**BRIEF:** Find the word "ROTTIA" in the listing; pull out each line holding it.
··· DATA SHOWN ···
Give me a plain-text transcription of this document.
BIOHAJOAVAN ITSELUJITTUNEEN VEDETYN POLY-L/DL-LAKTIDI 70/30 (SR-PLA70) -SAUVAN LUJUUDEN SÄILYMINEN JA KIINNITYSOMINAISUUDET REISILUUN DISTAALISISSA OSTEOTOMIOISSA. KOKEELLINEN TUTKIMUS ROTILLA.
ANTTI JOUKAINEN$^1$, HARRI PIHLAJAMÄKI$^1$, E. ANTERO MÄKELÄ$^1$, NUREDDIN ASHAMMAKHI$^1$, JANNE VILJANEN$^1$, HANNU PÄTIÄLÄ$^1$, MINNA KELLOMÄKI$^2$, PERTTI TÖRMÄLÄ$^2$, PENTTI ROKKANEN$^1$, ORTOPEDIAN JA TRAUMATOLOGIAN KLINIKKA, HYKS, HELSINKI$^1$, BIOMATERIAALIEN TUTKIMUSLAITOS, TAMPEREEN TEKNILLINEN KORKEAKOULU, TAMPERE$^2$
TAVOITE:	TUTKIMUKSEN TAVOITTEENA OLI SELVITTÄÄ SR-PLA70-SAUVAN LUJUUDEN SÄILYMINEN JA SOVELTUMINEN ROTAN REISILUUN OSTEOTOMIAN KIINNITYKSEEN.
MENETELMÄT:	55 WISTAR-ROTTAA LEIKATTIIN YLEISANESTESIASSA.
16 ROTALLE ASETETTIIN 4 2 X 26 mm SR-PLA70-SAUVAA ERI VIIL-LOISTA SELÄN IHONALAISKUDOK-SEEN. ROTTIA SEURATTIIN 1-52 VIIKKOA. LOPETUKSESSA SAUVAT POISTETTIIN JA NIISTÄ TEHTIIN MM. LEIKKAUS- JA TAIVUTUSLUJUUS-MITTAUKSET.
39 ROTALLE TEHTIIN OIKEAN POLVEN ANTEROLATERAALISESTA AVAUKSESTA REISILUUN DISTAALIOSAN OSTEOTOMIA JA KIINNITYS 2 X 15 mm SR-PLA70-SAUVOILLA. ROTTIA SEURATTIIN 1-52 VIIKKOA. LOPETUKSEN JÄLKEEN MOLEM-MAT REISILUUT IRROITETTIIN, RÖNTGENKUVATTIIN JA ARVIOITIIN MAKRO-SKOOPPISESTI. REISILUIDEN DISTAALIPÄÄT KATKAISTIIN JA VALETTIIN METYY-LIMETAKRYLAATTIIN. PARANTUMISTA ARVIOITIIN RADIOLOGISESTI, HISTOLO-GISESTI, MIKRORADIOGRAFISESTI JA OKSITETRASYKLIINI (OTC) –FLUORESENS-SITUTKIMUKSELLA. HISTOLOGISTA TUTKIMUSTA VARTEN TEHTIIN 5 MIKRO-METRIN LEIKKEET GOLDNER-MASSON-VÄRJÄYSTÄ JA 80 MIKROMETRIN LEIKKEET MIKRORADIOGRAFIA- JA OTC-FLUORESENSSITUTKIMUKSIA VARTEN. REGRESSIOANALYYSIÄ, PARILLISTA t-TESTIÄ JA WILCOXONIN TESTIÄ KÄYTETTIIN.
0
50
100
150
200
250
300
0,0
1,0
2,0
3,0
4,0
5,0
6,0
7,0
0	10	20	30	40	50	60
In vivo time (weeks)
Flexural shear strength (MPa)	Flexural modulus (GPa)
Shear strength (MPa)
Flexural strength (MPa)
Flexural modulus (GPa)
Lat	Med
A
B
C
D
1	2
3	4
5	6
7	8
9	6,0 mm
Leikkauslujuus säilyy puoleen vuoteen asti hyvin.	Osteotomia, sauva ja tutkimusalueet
···
**SOLVED PROBLEM:**
16 ROTALLE ASETETTIIN 4 2 X 26 mm SR-PLA70-SAUVAA ERI VIIL-LOISTA SELÄN IHONALAISKUDOK-SEEN. ROTTIA SEURATTIIN 1-52 VIIKKOA. LOPETUKSESSA SAUVAT POISTETTIIN JA NIISTÄ TEHTIIN MM. LEIKKAUS- JA TAIVUTUSLUJUUS-MITTAUKSET.
39 ROTALLE TEHTIIN OIKEAN POLVEN ANTEROLATERAALISESTA AVAUKSESTA REISILUUN DISTAALIOSAN OSTEOTOMIA JA KIINNITYS 2 X 15 mm SR-PLA70-SAUVOILLA. ROTTIA SEURATTIIN 1-52 VIIKKOA. LOPETUKSEN JÄLKEEN MOLEM-MAT REISILUUT IRROITETTIIN, RÖNTGENKUVATTIIN JA ARVIOITIIN MAKRO-SKOOPPISESTI. REISILUIDEN DISTAALIPÄÄT KATKAISTIIN JA VALETTIIN METYY-LIMETAKRYLAATTIIN. PARANTUMISTA ARVIOITIIN RADIOLOGISESTI, HISTOLO-GISESTI, MIKRORADIOGRAFISESTI JA OKSITETRASYKLIINI (OTC) –FLUORESENS-SITUTKIMUKSELLA. HISTOLOGISTA TUTKIMUSTA VARTEN TEHTIIN 5 MIKRO-METRIN LEIKKEET GOLDNER-MASSON-VÄRJÄYSTÄ JA 80 MIKROMETRIN LEIKKEET MIKRORADIOGRAFIA- JA OTC-FLUORESENSSITUTKIMUKSIA VARTEN. REGRESSIOANALYYSIÄ, PARILLISTA t-TESTIÄ JA WILCOXONIN TESTIÄ KÄYTETTIIN.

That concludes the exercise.